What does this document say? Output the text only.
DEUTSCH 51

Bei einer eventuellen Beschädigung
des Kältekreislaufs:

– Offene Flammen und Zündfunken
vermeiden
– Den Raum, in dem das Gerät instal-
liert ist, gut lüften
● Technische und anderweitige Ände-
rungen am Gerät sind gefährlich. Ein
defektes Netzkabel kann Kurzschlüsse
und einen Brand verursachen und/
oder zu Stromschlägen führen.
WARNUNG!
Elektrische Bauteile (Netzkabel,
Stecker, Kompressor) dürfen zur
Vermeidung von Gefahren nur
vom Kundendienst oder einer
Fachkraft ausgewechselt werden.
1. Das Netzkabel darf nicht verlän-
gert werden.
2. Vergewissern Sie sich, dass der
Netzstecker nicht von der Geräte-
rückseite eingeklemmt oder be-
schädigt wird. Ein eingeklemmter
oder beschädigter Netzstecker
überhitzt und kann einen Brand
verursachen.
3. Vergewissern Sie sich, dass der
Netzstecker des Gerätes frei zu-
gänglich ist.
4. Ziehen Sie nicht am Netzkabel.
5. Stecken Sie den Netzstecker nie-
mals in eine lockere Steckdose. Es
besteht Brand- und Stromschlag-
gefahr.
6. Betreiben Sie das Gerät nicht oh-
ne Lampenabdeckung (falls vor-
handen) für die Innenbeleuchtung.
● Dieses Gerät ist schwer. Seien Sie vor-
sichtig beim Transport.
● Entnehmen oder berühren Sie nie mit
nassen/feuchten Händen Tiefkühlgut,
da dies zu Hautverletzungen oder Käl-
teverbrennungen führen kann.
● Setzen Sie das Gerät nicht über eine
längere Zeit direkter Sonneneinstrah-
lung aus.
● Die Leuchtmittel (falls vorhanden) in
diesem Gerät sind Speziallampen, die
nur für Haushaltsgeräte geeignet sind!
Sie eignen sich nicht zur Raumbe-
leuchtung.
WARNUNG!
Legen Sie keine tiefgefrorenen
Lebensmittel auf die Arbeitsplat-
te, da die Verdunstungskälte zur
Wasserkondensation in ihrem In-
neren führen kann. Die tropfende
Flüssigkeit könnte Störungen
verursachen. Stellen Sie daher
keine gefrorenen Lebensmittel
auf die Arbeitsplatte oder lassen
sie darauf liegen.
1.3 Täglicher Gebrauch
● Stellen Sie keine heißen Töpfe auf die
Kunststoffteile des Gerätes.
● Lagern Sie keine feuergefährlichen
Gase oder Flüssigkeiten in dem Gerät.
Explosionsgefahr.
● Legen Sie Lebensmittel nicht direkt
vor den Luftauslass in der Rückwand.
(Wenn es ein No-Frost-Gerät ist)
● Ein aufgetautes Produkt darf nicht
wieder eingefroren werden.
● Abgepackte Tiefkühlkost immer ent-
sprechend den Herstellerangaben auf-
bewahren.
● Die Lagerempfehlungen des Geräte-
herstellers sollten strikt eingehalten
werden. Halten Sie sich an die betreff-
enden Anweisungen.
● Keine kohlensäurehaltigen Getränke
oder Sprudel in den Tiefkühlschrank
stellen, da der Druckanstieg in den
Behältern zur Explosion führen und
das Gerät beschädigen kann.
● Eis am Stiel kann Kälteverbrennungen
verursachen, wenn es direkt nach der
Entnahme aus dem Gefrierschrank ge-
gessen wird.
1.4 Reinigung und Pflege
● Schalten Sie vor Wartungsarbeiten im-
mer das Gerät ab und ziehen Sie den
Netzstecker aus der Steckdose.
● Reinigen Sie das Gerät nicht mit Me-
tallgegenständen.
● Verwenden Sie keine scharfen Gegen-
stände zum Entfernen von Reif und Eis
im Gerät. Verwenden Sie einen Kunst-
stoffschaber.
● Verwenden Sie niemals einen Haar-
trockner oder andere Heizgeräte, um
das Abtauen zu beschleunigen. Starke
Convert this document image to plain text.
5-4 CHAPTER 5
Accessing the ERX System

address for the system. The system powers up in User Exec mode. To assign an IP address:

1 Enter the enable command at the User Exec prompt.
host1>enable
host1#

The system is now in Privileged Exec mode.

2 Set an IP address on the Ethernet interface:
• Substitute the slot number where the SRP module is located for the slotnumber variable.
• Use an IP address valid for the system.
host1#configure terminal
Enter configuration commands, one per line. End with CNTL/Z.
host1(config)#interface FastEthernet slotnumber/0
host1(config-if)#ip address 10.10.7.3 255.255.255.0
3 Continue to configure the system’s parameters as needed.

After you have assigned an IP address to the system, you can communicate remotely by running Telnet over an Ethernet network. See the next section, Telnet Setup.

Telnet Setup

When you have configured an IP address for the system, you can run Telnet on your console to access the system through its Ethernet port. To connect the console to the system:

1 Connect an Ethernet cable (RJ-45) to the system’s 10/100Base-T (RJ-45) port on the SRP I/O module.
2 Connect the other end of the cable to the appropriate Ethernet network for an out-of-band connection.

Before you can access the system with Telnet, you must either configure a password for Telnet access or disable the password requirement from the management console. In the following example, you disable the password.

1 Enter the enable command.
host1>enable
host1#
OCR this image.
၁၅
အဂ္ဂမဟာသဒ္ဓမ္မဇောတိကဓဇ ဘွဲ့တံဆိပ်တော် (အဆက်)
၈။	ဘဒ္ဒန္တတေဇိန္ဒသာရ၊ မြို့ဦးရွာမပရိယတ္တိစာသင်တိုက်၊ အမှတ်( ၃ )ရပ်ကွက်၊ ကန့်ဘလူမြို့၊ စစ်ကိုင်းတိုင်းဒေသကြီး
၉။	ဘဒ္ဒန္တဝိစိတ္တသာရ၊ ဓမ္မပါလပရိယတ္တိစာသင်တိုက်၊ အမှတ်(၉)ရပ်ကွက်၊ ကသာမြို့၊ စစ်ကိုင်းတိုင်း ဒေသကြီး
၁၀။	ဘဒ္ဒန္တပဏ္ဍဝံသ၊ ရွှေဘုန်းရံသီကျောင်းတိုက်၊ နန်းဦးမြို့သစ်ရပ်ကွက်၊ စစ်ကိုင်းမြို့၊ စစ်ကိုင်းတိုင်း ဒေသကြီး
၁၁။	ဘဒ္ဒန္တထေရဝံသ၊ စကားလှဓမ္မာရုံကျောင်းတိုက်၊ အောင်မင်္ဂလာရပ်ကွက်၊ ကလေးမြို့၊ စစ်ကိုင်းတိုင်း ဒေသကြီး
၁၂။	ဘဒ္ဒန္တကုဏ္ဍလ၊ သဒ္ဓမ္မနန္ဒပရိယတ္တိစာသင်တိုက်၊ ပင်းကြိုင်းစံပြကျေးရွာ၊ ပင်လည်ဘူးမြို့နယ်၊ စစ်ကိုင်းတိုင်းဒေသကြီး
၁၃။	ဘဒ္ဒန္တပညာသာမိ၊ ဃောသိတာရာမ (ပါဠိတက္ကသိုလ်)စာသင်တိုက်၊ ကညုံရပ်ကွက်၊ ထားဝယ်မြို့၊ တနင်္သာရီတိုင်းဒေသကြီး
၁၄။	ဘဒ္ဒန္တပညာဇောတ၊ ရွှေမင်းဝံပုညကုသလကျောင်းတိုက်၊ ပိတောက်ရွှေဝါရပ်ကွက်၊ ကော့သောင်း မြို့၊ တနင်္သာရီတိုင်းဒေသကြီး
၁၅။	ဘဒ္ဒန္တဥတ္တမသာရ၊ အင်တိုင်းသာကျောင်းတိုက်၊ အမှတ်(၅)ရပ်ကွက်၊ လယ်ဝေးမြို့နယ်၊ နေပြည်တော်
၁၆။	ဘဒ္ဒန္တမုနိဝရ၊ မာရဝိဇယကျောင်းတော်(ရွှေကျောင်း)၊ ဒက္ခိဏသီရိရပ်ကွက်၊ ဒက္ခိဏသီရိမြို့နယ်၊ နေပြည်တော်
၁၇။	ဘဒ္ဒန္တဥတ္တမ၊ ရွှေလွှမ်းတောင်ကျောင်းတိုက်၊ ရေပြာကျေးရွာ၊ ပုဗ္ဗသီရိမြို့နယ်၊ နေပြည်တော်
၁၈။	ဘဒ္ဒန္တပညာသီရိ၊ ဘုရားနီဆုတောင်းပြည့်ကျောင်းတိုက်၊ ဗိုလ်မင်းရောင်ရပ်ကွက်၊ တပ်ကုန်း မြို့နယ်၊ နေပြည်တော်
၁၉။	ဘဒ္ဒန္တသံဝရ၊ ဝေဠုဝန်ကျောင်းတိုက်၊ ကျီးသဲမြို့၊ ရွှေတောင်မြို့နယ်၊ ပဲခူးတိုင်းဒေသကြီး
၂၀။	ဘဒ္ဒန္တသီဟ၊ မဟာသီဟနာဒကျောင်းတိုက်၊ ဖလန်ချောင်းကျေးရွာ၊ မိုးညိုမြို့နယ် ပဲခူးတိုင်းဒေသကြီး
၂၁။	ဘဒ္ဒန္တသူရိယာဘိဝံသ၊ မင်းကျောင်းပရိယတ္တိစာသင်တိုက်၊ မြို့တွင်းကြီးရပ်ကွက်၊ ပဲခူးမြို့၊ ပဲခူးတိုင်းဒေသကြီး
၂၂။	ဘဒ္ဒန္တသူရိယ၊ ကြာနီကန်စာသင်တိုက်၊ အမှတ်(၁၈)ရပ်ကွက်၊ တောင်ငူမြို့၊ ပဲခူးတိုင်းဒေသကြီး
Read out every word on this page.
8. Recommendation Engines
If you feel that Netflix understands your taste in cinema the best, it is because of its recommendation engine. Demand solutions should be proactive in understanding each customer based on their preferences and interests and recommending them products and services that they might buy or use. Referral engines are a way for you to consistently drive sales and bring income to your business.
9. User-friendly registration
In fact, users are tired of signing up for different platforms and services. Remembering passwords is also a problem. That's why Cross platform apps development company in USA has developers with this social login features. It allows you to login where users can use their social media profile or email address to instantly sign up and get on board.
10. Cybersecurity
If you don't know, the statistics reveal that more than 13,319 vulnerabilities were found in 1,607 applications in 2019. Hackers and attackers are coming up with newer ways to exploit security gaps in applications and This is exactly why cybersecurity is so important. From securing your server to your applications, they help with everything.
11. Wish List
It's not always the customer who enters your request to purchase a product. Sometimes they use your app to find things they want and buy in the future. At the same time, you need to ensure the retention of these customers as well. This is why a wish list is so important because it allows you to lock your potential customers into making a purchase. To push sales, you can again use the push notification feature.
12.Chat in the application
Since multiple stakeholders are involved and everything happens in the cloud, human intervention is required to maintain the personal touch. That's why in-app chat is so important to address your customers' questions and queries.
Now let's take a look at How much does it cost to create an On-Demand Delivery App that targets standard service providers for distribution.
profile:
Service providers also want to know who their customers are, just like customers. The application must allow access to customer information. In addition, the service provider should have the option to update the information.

WHAT YOU ARE ASKED TO DO |
The lines to collect are those holding the string "Steckdose"; copy them all.

TASK RESULT |
mals in eine lockere Steckdose. Es
Netzstecker aus der Steckdose.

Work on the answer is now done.